→ What is needed: Your task is to extract every entry that follows word for word while excluding the pictures.

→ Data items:
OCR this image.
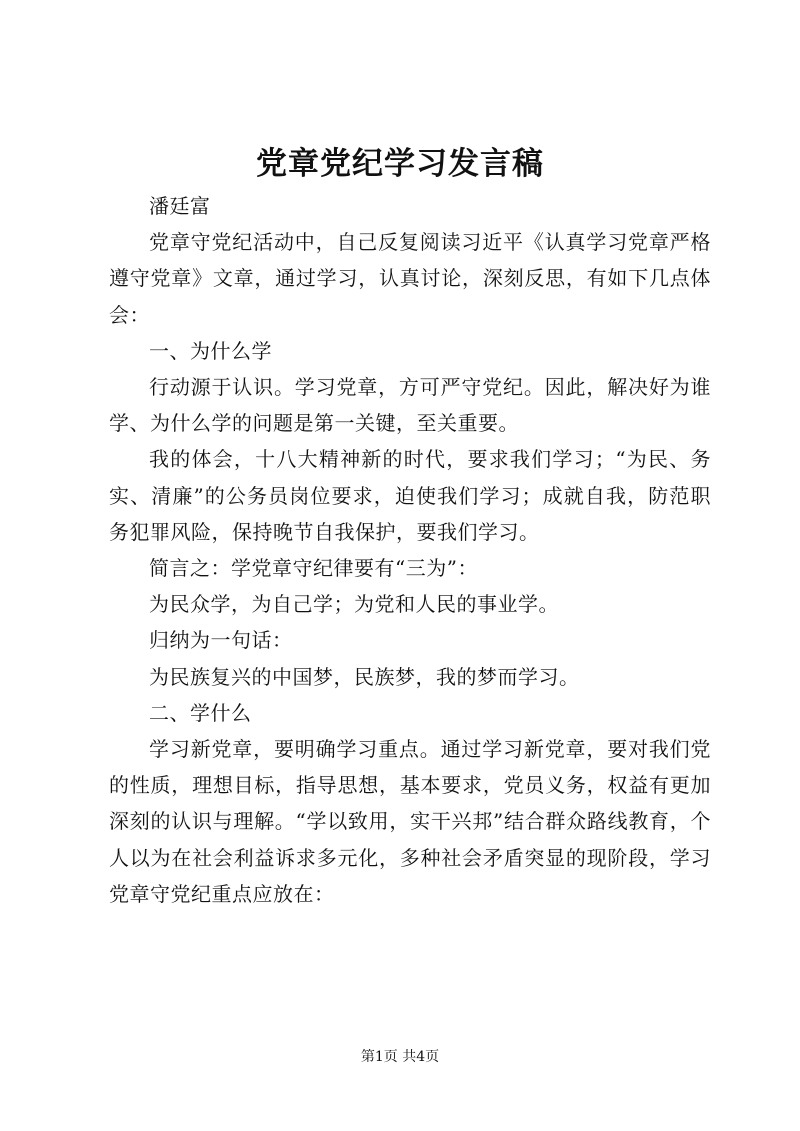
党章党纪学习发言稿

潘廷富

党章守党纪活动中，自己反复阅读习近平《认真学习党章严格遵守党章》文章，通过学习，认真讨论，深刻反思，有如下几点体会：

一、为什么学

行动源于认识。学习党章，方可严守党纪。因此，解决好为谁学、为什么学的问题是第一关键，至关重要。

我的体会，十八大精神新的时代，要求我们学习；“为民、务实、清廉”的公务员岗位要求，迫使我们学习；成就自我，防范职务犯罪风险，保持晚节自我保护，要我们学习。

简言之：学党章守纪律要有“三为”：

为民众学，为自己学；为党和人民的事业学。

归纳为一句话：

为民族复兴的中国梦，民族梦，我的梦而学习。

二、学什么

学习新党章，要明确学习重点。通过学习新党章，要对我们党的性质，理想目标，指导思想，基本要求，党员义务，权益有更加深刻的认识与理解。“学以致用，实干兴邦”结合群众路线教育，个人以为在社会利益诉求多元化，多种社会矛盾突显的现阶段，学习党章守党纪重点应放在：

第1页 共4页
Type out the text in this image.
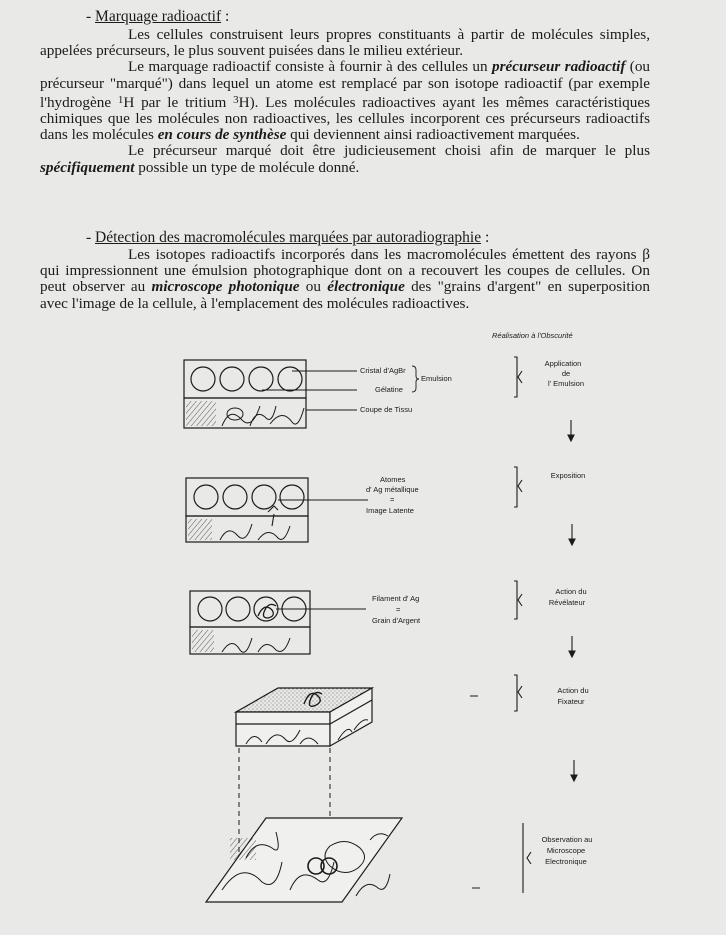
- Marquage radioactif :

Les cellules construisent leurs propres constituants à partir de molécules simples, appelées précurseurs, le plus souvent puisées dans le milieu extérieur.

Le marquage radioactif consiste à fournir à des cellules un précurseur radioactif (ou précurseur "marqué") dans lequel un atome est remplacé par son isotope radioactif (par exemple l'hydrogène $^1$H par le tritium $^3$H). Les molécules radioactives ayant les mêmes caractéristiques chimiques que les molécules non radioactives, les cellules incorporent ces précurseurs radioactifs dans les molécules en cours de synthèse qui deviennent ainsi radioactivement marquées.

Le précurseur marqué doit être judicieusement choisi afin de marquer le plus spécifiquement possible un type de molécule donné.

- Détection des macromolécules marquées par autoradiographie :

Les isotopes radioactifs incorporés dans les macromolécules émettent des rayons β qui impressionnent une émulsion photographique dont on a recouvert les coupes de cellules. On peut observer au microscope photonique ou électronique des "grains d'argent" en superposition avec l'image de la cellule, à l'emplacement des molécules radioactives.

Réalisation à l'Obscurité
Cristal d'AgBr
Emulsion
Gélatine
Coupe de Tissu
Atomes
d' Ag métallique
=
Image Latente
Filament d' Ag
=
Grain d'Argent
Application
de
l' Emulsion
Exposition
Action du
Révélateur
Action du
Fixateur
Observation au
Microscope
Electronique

→ Correct answer:
OCR this image.
党章党纪学习发言稿

潘廷富

党章守党纪活动中，自己反复阅读习近平《认真学习党章严格遵守党章》文章，通过学习，认真讨论，深刻反思，有如下几点体会：

一、为什么学

行动源于认识。学习党章，方可严守党纪。因此，解决好为谁学、为什么学的问题是第一关键，至关重要。

我的体会，十八大精神新的时代，要求我们学习；“为民、务实、清廉”的公务员岗位要求，迫使我们学习；成就自我，防范职务犯罪风险，保持晚节自我保护，要我们学习。

简言之：学党章守纪律要有“三为”：

为民众学，为自己学；为党和人民的事业学。

归纳为一句话：

为民族复兴的中国梦，民族梦，我的梦而学习。

二、学什么

学习新党章，要明确学习重点。通过学习新党章，要对我们党的性质，理想目标，指导思想，基本要求，党员义务，权益有更加深刻的认识与理解。“学以致用，实干兴邦”结合群众路线教育，个人以为在社会利益诉求多元化，多种社会矛盾突显的现阶段，学习党章守党纪重点应放在：

第1页 共4页
Type out the text in this image.
- Marquage radioactif :

Les cellules construisent leurs propres constituants à partir de molécules simples, appelées précurseurs, le plus souvent puisées dans le milieu extérieur.

Le marquage radioactif consiste à fournir à des cellules un précurseur radioactif (ou précurseur "marqué") dans lequel un atome est remplacé par son isotope radioactif (par exemple l'hydrogène $^1$H par le tritium $^3$H). Les molécules radioactives ayant les mêmes caractéristiques chimiques que les molécules non radioactives, les cellules incorporent ces précurseurs radioactifs dans les molécules en cours de synthèse qui deviennent ainsi radioactivement marquées.

Le précurseur marqué doit être judicieusement choisi afin de marquer le plus spécifiquement possible un type de molécule donné.

- Détection des macromolécules marquées par autoradiographie :

Les isotopes radioactifs incorporés dans les macromolécules émettent des rayons β qui impressionnent une émulsion photographique dont on a recouvert les coupes de cellules. On peut observer au microscope photonique ou électronique des "grains d'argent" en superposition avec l'image de la cellule, à l'emplacement des molécules radioactives.

Réalisation à l'Obscurité
Cristal d'AgBr
Emulsion
Gélatine
Coupe de Tissu
Atomes
d' Ag métallique
=
Image Latente
Filament d' Ag
=
Grain d'Argent
Application
de
l' Emulsion
Exposition
Action du
Révélateur
Action du
Fixateur
Observation au
Microscope
Electronique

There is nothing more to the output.